→ WHAT YOU WILL DO
Rename "x-tick-label" to "x-axis-label" throughout the entries below, and keep everything else unchanged. Omit the pictures from your answer.

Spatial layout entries
-------------------------

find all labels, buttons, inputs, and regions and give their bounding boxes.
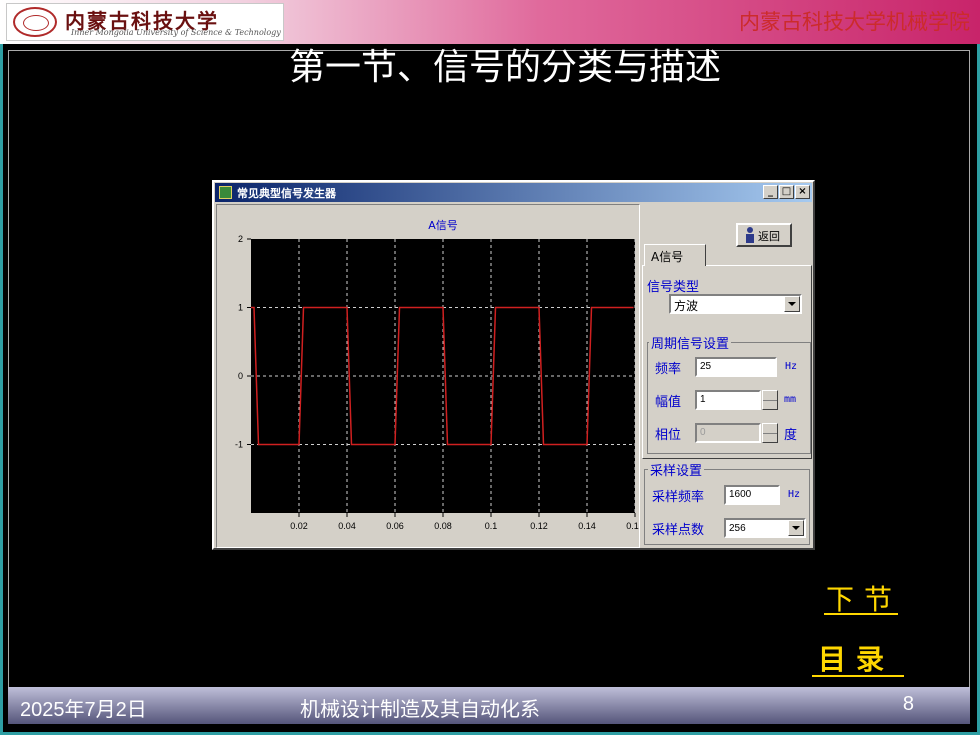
tab-a-signal[interactable]: A信号 [644,244,706,266]
x-tick-label: 0.04 [338,521,356,531]
sample-points-select[interactable]: 256 [724,518,806,538]
frequency-label: 频率 [655,362,682,377]
app-icon [219,186,232,199]
footer-department: 机械设计制造及其自动化系 [300,697,540,721]
page-number: 8 [902,693,914,715]
periodic-settings-title: 周期信号设置 [649,333,732,352]
frequency-unit: Hz [785,361,798,372]
next-link-underline [824,613,898,615]
phase-unit: 度 [784,428,798,443]
frequency-input[interactable]: 25 [695,357,777,377]
close-button[interactable]: × [795,185,810,199]
tab-body: 信号类型 方波 周期信号设置 频率 25 Hz 幅值 1 mm 相位 0 度 [642,265,812,459]
plot-panel: A信号 0.02 0.04 0.06 0.08 0.1 0.12 0.14 0.16 2 1 0 -1 [216,204,644,548]
chevron-down-icon[interactable] [788,520,804,536]
sample-rate-unit: Hz [788,489,801,500]
signal-type-select[interactable]: 方波 [669,294,802,314]
x-tick-label: 0.12 [530,521,548,531]
sample-points-value: 256 [729,523,746,534]
maximize-button[interactable]: □ [779,185,794,199]
return-button-label: 返回 [758,230,780,243]
sample-rate-label: 采样频率 [652,490,705,505]
return-button[interactable]: 返回 [736,223,792,247]
amplitude-stepper[interactable] [762,390,778,410]
sample-rate-input[interactable]: 1600 [724,485,780,505]
y-tick-label: 0 [238,371,243,381]
amplitude-label: 幅值 [655,395,682,410]
signal-chart: A信号 0.02 0.04 0.06 0.08 0.1 0.12 0.14 0.16 2 1 0 -1 [235,219,644,531]
window-title: 常见典型信号发生器 [237,187,336,200]
table-of-contents-link[interactable]: 目录 [818,638,894,678]
x-tick-label: 0.1 [485,521,498,531]
control-panel: 返回 A信号 信号类型 方波 周期信号设置 频率 25 Hz 幅值 1 mm 相… [642,204,812,548]
next-section-link[interactable]: 下节 [826,578,902,618]
minimize-button[interactable]: _ [763,185,778,199]
phase-stepper[interactable] [762,423,778,443]
footer-date: 2025年7月2日 [20,699,147,721]
amplitude-unit: mm [784,394,797,405]
x-tick-label: 0.14 [578,521,596,531]
y-tick-label: 2 [238,234,243,244]
footer-bar: 2025年7月2日 机械设计制造及其自动化系 8 [8,687,970,724]
phase-label: 相位 [655,428,682,443]
amplitude-input[interactable]: 1 [695,390,761,410]
x-tick-label: 0.06 [386,521,404,531]
university-seal-icon [13,7,57,37]
toc-link-underline [812,675,904,677]
signal-type-label: 信号类型 [647,280,700,295]
chevron-down-icon[interactable] [784,296,800,312]
window-titlebar[interactable]: 常见典型信号发生器 _ □ × [215,183,812,202]
x-tick-label: 0.16 [626,521,639,531]
university-logo: 内蒙古科技大学 Inner Mongolia University of Sci… [6,3,284,41]
college-name: 内蒙古科技大学机械学院 [739,10,970,34]
return-person-icon [744,227,756,243]
signal-type-value: 方波 [674,299,699,313]
phase-input[interactable]: 0 [695,423,761,443]
x-tick-label: 0.02 [290,521,308,531]
x-tick-label: 0.08 [434,521,452,531]
chart-title: A信号 [428,219,458,232]
sampling-settings-title: 采样设置 [648,460,705,479]
y-tick-label: 1 [238,303,243,313]
slide-title: 第一节、信号的分类与描述 [288,47,721,88]
y-tick-label: -1 [235,440,243,450]
sample-points-label: 采样点数 [652,523,705,538]
signal-generator-window: 常见典型信号发生器 _ □ × A信号 0.02 0.04 0.06 0.08 0.1 0.… [212,180,815,550]
logo-english-name: Inner Mongolia University of Science & T… [71,28,281,37]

-------------------------

→ WRITTEN REPLY
find all labels, buttons, inputs, and regions and give their bounding boxes.
tab-a-signal[interactable]: A信号 [644,244,706,266]
x-axis-label: 0.04 [338,521,356,531]
sample-points-select[interactable]: 256 [724,518,806,538]
frequency-label: 频率 [655,362,682,377]
app-icon [219,186,232,199]
footer-department: 机械设计制造及其自动化系 [300,697,540,721]
page-number: 8 [902,693,914,715]
periodic-settings-title: 周期信号设置 [649,333,732,352]
frequency-unit: Hz [785,361,798,372]
next-link-underline [824,613,898,615]
phase-unit: 度 [784,428,798,443]
frequency-input[interactable]: 25 [695,357,777,377]
close-button[interactable]: × [795,185,810,199]
tab-body: 信号类型 方波 周期信号设置 频率 25 Hz 幅值 1 mm 相位 0 度 [642,265,812,459]
plot-panel: A信号 0.02 0.04 0.06 0.08 0.1 0.12 0.14 0.16 2 1 0 -1 [216,204,644,548]
chevron-down-icon[interactable] [788,520,804,536]
sample-rate-unit: Hz [788,489,801,500]
signal-type-select[interactable]: 方波 [669,294,802,314]
x-axis-label: 0.12 [530,521,548,531]
sample-points-value: 256 [729,523,746,534]
maximize-button[interactable]: □ [779,185,794,199]
return-button-label: 返回 [758,230,780,243]
sample-rate-label: 采样频率 [652,490,705,505]
return-button[interactable]: 返回 [736,223,792,247]
amplitude-stepper[interactable] [762,390,778,410]
sample-rate-input[interactable]: 1600 [724,485,780,505]
y-tick-label: 0 [238,371,243,381]
amplitude-label: 幅值 [655,395,682,410]
signal-chart: A信号 0.02 0.04 0.06 0.08 0.1 0.12 0.14 0.16 2 1 0 -1 [235,219,644,531]
window-title: 常见典型信号发生器 [237,187,336,200]
table-of-contents-link[interactable]: 目录 [818,638,894,678]
x-axis-label: 0.1 [485,521,498,531]
control-panel: 返回 A信号 信号类型 方波 周期信号设置 频率 25 Hz 幅值 1 mm 相… [642,204,812,548]
next-section-link[interactable]: 下节 [826,578,902,618]
minimize-button[interactable]: _ [763,185,778,199]
phase-stepper[interactable] [762,423,778,443]
footer-date: 2025年7月2日 [20,699,147,721]
amplitude-unit: mm [784,394,797,405]
x-axis-label: 0.14 [578,521,596,531]
y-tick-label: 2 [238,234,243,244]
footer-bar: 2025年7月2日 机械设计制造及其自动化系 8 [8,687,970,724]
phase-label: 相位 [655,428,682,443]
amplitude-input[interactable]: 1 [695,390,761,410]
x-axis-label: 0.06 [386,521,404,531]
university-seal-icon [13,7,57,37]
toc-link-underline [812,675,904,677]
signal-type-label: 信号类型 [647,280,700,295]
chevron-down-icon[interactable] [784,296,800,312]
window-titlebar[interactable]: 常见典型信号发生器 _ □ × [215,183,812,202]
x-axis-label: 0.16 [626,521,639,531]
university-logo: 内蒙古科技大学 Inner Mongolia University of Sci… [6,3,284,41]
college-name: 内蒙古科技大学机械学院 [739,10,970,34]
return-person-icon [744,227,756,243]
signal-type-value: 方波 [674,299,699,313]
phase-input[interactable]: 0 [695,423,761,443]
x-axis-label: 0.02 [290,521,308,531]
x-axis-label: 0.08 [434,521,452,531]
chart-title: A信号 [428,219,458,232]
sampling-settings-title: 采样设置 [648,460,705,479]
y-tick-label: 1 [238,303,243,313]
slide-title: 第一节、信号的分类与描述 [288,47,721,88]
y-tick-label: -1 [235,440,243,450]
sample-points-label: 采样点数 [652,523,705,538]
signal-generator-window: 常见典型信号发生器 _ □ × A信号 0.02 0.04 0.06 0.08 0.1 0.… [212,180,815,550]
logo-english-name: Inner Mongolia University of Science & T… [71,28,281,37]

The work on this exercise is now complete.